### [AIM OF THE TASK]
Tally the lines containing "color" and report the number alone.

* Begin *

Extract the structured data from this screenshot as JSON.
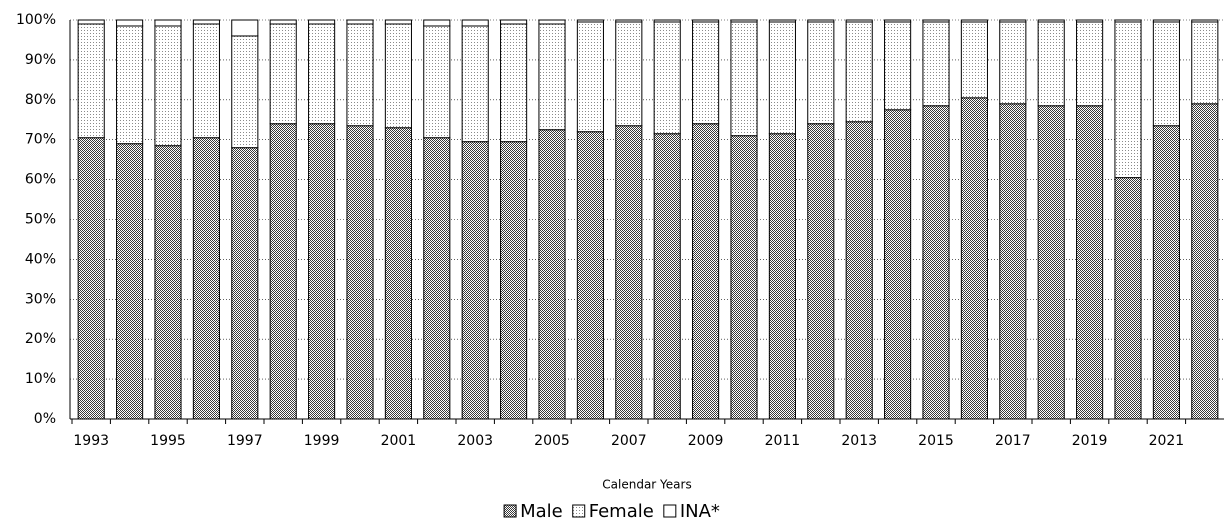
{
  "chart_data": {
    "type": "stacked_bar",
    "x_label": "Calendar Years",
    "categories": [
      "1993",
      null,
      "1995",
      null,
      "1997",
      null,
      "1999",
      null,
      "2001",
      null,
      "2003",
      null,
      "2005",
      null,
      "2007",
      null,
      "2009",
      null,
      "2011",
      null,
      "2013",
      null,
      "2015",
      null,
      "2017",
      null,
      "2019",
      null,
      "2021",
      null
    ],
    "series": [
      {
        "name": "Male",
        "color": "#3a3a3a",
        "values": [
          70.5,
          69,
          68.5,
          70.5,
          68,
          74,
          74,
          73.5,
          73,
          70.5,
          69.5,
          69.5,
          72.5,
          72,
          73.5,
          71.5,
          74,
          71,
          71.5,
          74,
          74.5,
          77.5,
          78.5,
          80.5,
          79,
          78.5,
          78.5,
          60.5,
          73.5,
          79
        ]
      },
      {
        "name": "Female",
        "color": "#8a8a8a",
        "values": [
          28.5,
          29.5,
          30,
          28.5,
          28,
          25,
          25,
          25.5,
          26,
          28,
          29,
          29.5,
          26.5,
          27.5,
          26,
          28,
          25.5,
          28.5,
          28,
          25.5,
          25,
          22,
          21,
          19,
          20.5,
          21,
          21,
          39,
          26,
          20.5
        ]
      },
      {
        "name": "INA*",
        "color": "#ffffff",
        "values": [
          1,
          1.5,
          1.5,
          1,
          4,
          1,
          1,
          1,
          1,
          1.5,
          1.5,
          1,
          1,
          0.5,
          0.5,
          0.5,
          0.5,
          0.5,
          0.5,
          0.5,
          0.5,
          0.5,
          0.5,
          0.5,
          0.5,
          0.5,
          0.5,
          0.5,
          0.5,
          0.5
        ]
      }
    ],
    "ylim": [
      0,
      100
    ],
    "yticks": [
      {
        "value": 0,
        "label": "0%"
      },
      {
        "value": 10,
        "label": "10%"
      },
      {
        "value": 20,
        "label": "20%"
      },
      {
        "value": 30,
        "label": "30%"
      },
      {
        "value": 40,
        "label": "40%"
      },
      {
        "value": 50,
        "label": "50%"
      },
      {
        "value": 60,
        "label": "60%"
      },
      {
        "value": 70,
        "label": "70%"
      },
      {
        "value": 80,
        "label": "80%"
      },
      {
        "value": 90,
        "label": "90%"
      },
      {
        "value": 100,
        "label": "100%"
      }
    ],
    "grid": true,
    "legend": "bottom"
  }
}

* End *

### [SOLUTION TO THE PROBLEM]
3